__Stated goal__. Write out the data again in full, exactly as it reads.

[Start Material provided]

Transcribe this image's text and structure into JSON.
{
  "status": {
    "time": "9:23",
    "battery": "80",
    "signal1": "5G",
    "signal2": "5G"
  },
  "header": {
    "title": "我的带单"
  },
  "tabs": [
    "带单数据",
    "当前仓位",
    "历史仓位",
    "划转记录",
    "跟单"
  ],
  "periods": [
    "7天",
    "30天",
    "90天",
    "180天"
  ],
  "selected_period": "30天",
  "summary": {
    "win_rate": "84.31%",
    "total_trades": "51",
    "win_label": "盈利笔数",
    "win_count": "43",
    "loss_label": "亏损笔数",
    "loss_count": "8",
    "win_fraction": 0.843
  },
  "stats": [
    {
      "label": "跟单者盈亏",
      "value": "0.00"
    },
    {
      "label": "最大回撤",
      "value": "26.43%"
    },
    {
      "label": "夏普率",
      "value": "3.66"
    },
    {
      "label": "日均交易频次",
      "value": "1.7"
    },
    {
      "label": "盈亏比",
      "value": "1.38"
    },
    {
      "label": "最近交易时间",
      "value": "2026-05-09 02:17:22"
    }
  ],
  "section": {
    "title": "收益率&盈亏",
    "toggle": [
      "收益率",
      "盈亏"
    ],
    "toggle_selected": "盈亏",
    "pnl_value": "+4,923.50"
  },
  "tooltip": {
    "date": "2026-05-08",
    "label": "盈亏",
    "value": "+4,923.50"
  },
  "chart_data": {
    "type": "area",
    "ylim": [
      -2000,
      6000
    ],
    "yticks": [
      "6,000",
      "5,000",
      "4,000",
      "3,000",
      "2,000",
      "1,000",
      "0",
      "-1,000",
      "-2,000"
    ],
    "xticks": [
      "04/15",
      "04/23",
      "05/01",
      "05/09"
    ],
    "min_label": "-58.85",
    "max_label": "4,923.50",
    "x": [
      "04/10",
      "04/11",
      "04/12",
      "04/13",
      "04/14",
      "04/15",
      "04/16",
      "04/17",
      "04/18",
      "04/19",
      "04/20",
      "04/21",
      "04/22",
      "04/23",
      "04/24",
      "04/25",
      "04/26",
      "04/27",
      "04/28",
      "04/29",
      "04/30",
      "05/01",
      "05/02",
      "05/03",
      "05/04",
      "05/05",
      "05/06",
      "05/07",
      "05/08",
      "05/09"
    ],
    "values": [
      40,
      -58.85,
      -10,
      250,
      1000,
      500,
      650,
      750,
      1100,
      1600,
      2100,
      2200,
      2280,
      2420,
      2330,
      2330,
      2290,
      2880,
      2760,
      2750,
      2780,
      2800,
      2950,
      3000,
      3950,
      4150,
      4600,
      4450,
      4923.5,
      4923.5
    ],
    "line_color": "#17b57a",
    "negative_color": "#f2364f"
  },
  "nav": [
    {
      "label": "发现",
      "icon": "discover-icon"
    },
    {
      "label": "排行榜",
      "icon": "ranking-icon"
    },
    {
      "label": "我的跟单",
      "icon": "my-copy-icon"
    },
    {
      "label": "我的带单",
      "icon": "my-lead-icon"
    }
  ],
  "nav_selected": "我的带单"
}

[End Material provided]

__Final result__.
Transcribe this image's text and structure into JSON.
{
  "status": {
    "time": "9:23",
    "battery": "80",
    "signal1": "5G",
    "signal2": "5G"
  },
  "header": {
    "title": "我的带单"
  },
  "tabs": [
    "带单数据",
    "当前仓位",
    "历史仓位",
    "划转记录",
    "跟单"
  ],
  "periods": [
    "7天",
    "30天",
    "90天",
    "180天"
  ],
  "selected_period": "30天",
  "summary": {
    "win_rate": "84.31%",
    "total_trades": "51",
    "win_label": "盈利笔数",
    "win_count": "43",
    "loss_label": "亏损笔数",
    "loss_count": "8",
    "win_fraction": 0.843
  },
  "stats": [
    {
      "label": "跟单者盈亏",
      "value": "0.00"
    },
    {
      "label": "最大回撤",
      "value": "26.43%"
    },
    {
      "label": "夏普率",
      "value": "3.66"
    },
    {
      "label": "日均交易频次",
      "value": "1.7"
    },
    {
      "label": "盈亏比",
      "value": "1.38"
    },
    {
      "label": "最近交易时间",
      "value": "2026-05-09 02:17:22"
    }
  ],
  "section": {
    "title": "收益率&盈亏",
    "toggle": [
      "收益率",
      "盈亏"
    ],
    "toggle_selected": "盈亏",
    "pnl_value": "+4,923.50"
  },
  "tooltip": {
    "date": "2026-05-08",
    "label": "盈亏",
    "value": "+4,923.50"
  },
  "chart_data": {
    "type": "area",
    "ylim": [
      -2000,
      6000
    ],
    "yticks": [
      "6,000",
      "5,000",
      "4,000",
      "3,000",
      "2,000",
      "1,000",
      "0",
      "-1,000",
      "-2,000"
    ],
    "xticks": [
      "04/15",
      "04/23",
      "05/01",
      "05/09"
    ],
    "min_label": "-58.85",
    "max_label": "4,923.50",
    "x": [
      "04/10",
      "04/11",
      "04/12",
      "04/13",
      "04/14",
      "04/15",
      "04/16",
      "04/17",
      "04/18",
      "04/19",
      "04/20",
      "04/21",
      "04/22",
      "04/23",
      "04/24",
      "04/25",
      "04/26",
      "04/27",
      "04/28",
      "04/29",
      "04/30",
      "05/01",
      "05/02",
      "05/03",
      "05/04",
      "05/05",
      "05/06",
      "05/07",
      "05/08",
      "05/09"
    ],
    "values": [
      40,
      -58.85,
      -10,
      250,
      1000,
      500,
      650,
      750,
      1100,
      1600,
      2100,
      2200,
      2280,
      2420,
      2330,
      2330,
      2290,
      2880,
      2760,
      2750,
      2780,
      2800,
      2950,
      3000,
      3950,
      4150,
      4600,
      4450,
      4923.5,
      4923.5
    ],
    "line_color": "#17b57a",
    "negative_color": "#f2364f"
  },
  "nav": [
    {
      "label": "发现",
      "icon": "discover-icon"
    },
    {
      "label": "排行榜",
      "icon": "ranking-icon"
    },
    {
      "label": "我的跟单",
      "icon": "my-copy-icon"
    },
    {
      "label": "我的带单",
      "icon": "my-lead-icon"
    }
  ],
  "nav_selected": "我的带单"
}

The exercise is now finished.